• _TASK STATEMENT_: Beneath this task is a listing; retype all of it exactly.

(Dataset records)

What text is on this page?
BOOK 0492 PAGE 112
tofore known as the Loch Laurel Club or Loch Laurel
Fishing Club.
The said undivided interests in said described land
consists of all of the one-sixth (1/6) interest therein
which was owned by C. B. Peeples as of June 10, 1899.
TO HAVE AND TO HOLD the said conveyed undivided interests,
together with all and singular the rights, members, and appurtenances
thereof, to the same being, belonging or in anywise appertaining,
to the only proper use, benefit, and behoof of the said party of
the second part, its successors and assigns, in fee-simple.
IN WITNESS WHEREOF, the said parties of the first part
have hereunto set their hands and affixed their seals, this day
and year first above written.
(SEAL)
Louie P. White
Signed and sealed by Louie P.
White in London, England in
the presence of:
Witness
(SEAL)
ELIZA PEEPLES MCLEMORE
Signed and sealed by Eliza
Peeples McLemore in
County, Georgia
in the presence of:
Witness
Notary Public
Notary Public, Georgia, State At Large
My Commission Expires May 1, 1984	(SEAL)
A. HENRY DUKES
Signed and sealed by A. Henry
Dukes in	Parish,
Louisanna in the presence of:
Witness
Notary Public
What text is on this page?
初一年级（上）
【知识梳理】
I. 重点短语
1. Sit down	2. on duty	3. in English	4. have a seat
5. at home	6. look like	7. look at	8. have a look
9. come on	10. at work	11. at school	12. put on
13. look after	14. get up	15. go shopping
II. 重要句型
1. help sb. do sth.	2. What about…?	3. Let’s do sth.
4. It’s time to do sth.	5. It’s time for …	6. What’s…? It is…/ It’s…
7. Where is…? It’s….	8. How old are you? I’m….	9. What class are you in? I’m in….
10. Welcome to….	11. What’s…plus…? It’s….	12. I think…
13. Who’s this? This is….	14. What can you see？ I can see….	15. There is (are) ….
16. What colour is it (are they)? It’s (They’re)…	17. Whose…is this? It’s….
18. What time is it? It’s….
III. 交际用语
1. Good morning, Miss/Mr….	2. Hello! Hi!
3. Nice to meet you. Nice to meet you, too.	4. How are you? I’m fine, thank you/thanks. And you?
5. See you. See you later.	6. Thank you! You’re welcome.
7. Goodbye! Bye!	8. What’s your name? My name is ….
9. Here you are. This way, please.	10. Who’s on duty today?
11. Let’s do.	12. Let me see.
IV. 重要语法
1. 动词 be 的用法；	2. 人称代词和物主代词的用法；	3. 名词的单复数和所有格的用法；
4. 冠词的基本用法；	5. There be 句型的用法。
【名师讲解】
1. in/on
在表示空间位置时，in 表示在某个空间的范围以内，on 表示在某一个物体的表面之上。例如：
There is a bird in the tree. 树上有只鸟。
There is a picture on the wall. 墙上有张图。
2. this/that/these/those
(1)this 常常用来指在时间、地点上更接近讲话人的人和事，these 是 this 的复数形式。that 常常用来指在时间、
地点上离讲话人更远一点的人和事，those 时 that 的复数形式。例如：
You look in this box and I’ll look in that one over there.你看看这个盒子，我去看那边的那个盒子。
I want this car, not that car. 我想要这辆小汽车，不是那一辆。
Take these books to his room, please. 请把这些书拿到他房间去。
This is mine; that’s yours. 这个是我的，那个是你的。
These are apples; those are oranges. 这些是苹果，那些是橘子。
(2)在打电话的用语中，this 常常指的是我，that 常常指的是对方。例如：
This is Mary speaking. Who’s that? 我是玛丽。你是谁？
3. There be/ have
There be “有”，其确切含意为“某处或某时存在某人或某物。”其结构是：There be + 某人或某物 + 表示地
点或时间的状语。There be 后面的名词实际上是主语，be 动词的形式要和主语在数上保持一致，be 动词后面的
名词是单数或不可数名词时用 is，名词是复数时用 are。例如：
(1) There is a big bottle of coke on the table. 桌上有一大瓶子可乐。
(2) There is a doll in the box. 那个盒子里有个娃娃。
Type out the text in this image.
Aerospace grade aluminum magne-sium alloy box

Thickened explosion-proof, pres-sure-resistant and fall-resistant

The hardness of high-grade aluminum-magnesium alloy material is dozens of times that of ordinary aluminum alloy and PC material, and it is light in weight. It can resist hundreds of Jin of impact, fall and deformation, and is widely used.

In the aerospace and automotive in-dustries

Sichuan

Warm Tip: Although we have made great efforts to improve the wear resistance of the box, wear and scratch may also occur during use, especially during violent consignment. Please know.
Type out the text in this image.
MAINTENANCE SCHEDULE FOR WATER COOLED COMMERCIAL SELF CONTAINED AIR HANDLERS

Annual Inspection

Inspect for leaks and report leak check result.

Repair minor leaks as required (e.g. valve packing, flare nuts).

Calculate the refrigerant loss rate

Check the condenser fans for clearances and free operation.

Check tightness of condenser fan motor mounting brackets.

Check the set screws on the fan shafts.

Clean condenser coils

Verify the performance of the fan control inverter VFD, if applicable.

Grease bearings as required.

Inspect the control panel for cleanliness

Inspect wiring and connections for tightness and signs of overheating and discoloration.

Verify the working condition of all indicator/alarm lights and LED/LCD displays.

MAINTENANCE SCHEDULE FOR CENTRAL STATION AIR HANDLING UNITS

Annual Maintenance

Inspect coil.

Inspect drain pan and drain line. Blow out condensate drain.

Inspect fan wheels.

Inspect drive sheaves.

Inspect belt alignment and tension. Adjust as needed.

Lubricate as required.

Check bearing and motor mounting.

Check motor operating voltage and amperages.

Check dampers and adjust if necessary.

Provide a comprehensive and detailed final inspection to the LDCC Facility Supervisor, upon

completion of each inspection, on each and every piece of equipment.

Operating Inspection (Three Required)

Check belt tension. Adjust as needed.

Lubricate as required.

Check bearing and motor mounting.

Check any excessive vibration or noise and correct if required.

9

• _SOLUTION TO THIS EXERCISE_:
What text is on this page?
BOOK 0492 PAGE 112
tofore known as the Loch Laurel Club or Loch Laurel
Fishing Club.
The said undivided interests in said described land
consists of all of the one-sixth (1/6) interest therein
which was owned by C. B. Peeples as of June 10, 1899.
TO HAVE AND TO HOLD the said conveyed undivided interests,
together with all and singular the rights, members, and appurtenances
thereof, to the same being, belonging or in anywise appertaining,
to the only proper use, benefit, and behoof of the said party of
the second part, its successors and assigns, in fee-simple.
IN WITNESS WHEREOF, the said parties of the first part
have hereunto set their hands and affixed their seals, this day
and year first above written.
(SEAL)
Louie P. White
Signed and sealed by Louie P.
White in London, England in
the presence of:
Witness
(SEAL)
ELIZA PEEPLES MCLEMORE
Signed and sealed by Eliza
Peeples McLemore in
County, Georgia
in the presence of:
Witness
Notary Public
Notary Public, Georgia, State At Large
My Commission Expires May 1, 1984	(SEAL)
A. HENRY DUKES
Signed and sealed by A. Henry
Dukes in	Parish,
Louisanna in the presence of:
Witness
Notary Public
What text is on this page?
初一年级（上）
【知识梳理】
I. 重点短语
1. Sit down	2. on duty	3. in English	4. have a seat
5. at home	6. look like	7. look at	8. have a look
9. come on	10. at work	11. at school	12. put on
13. look after	14. get up	15. go shopping
II. 重要句型
1. help sb. do sth.	2. What about…?	3. Let’s do sth.
4. It’s time to do sth.	5. It’s time for …	6. What’s…? It is…/ It’s…
7. Where is…? It’s….	8. How old are you? I’m….	9. What class are you in? I’m in….
10. Welcome to….	11. What’s…plus…? It’s….	12. I think…
13. Who’s this? This is….	14. What can you see？ I can see….	15. There is (are) ….
16. What colour is it (are they)? It’s (They’re)…	17. Whose…is this? It’s….
18. What time is it? It’s….
III. 交际用语
1. Good morning, Miss/Mr….	2. Hello! Hi!
3. Nice to meet you. Nice to meet you, too.	4. How are you? I’m fine, thank you/thanks. And you?
5. See you. See you later.	6. Thank you! You’re welcome.
7. Goodbye! Bye!	8. What’s your name? My name is ….
9. Here you are. This way, please.	10. Who’s on duty today?
11. Let’s do.	12. Let me see.
IV. 重要语法
1. 动词 be 的用法；	2. 人称代词和物主代词的用法；	3. 名词的单复数和所有格的用法；
4. 冠词的基本用法；	5. There be 句型的用法。
【名师讲解】
1. in/on
在表示空间位置时，in 表示在某个空间的范围以内，on 表示在某一个物体的表面之上。例如：
There is a bird in the tree. 树上有只鸟。
There is a picture on the wall. 墙上有张图。
2. this/that/these/those
(1)this 常常用来指在时间、地点上更接近讲话人的人和事，these 是 this 的复数形式。that 常常用来指在时间、
地点上离讲话人更远一点的人和事，those 时 that 的复数形式。例如：
You look in this box and I’ll look in that one over there.你看看这个盒子，我去看那边的那个盒子。
I want this car, not that car. 我想要这辆小汽车，不是那一辆。
Take these books to his room, please. 请把这些书拿到他房间去。
This is mine; that’s yours. 这个是我的，那个是你的。
These are apples; those are oranges. 这些是苹果，那些是橘子。
(2)在打电话的用语中，this 常常指的是我，that 常常指的是对方。例如：
This is Mary speaking. Who’s that? 我是玛丽。你是谁？
3. There be/ have
There be “有”，其确切含意为“某处或某时存在某人或某物。”其结构是：There be + 某人或某物 + 表示地
点或时间的状语。There be 后面的名词实际上是主语，be 动词的形式要和主语在数上保持一致，be 动词后面的
名词是单数或不可数名词时用 is，名词是复数时用 are。例如：
(1) There is a big bottle of coke on the table. 桌上有一大瓶子可乐。
(2) There is a doll in the box. 那个盒子里有个娃娃。
Type out the text in this image.
Aerospace grade aluminum magne-sium alloy box

Thickened explosion-proof, pres-sure-resistant and fall-resistant

The hardness of high-grade aluminum-magnesium alloy material is dozens of times that of ordinary aluminum alloy and PC material, and it is light in weight. It can resist hundreds of Jin of impact, fall and deformation, and is widely used.

In the aerospace and automotive in-dustries

Sichuan

Warm Tip: Although we have made great efforts to improve the wear resistance of the box, wear and scratch may also occur during use, especially during violent consignment. Please know.
Type out the text in this image.
MAINTENANCE SCHEDULE FOR WATER COOLED COMMERCIAL SELF CONTAINED AIR HANDLERS

Annual Inspection

Inspect for leaks and report leak check result.

Repair minor leaks as required (e.g. valve packing, flare nuts).

Calculate the refrigerant loss rate

Check the condenser fans for clearances and free operation.

Check tightness of condenser fan motor mounting brackets.

Check the set screws on the fan shafts.

Clean condenser coils

Verify the performance of the fan control inverter VFD, if applicable.

Grease bearings as required.

Inspect the control panel for cleanliness

Inspect wiring and connections for tightness and signs of overheating and discoloration.

Verify the working condition of all indicator/alarm lights and LED/LCD displays.

MAINTENANCE SCHEDULE FOR CENTRAL STATION AIR HANDLING UNITS

Annual Maintenance

Inspect coil.

Inspect drain pan and drain line. Blow out condensate drain.

Inspect fan wheels.

Inspect drive sheaves.

Inspect belt alignment and tension. Adjust as needed.

Lubricate as required.

Check bearing and motor mounting.

Check motor operating voltage and amperages.

Check dampers and adjust if necessary.

Provide a comprehensive and detailed final inspection to the LDCC Facility Supervisor, upon

completion of each inspection, on each and every piece of equipment.

Operating Inspection (Three Required)

Check belt tension. Adjust as needed.

Lubricate as required.

Check bearing and motor mounting.

Check any excessive vibration or noise and correct if required.

9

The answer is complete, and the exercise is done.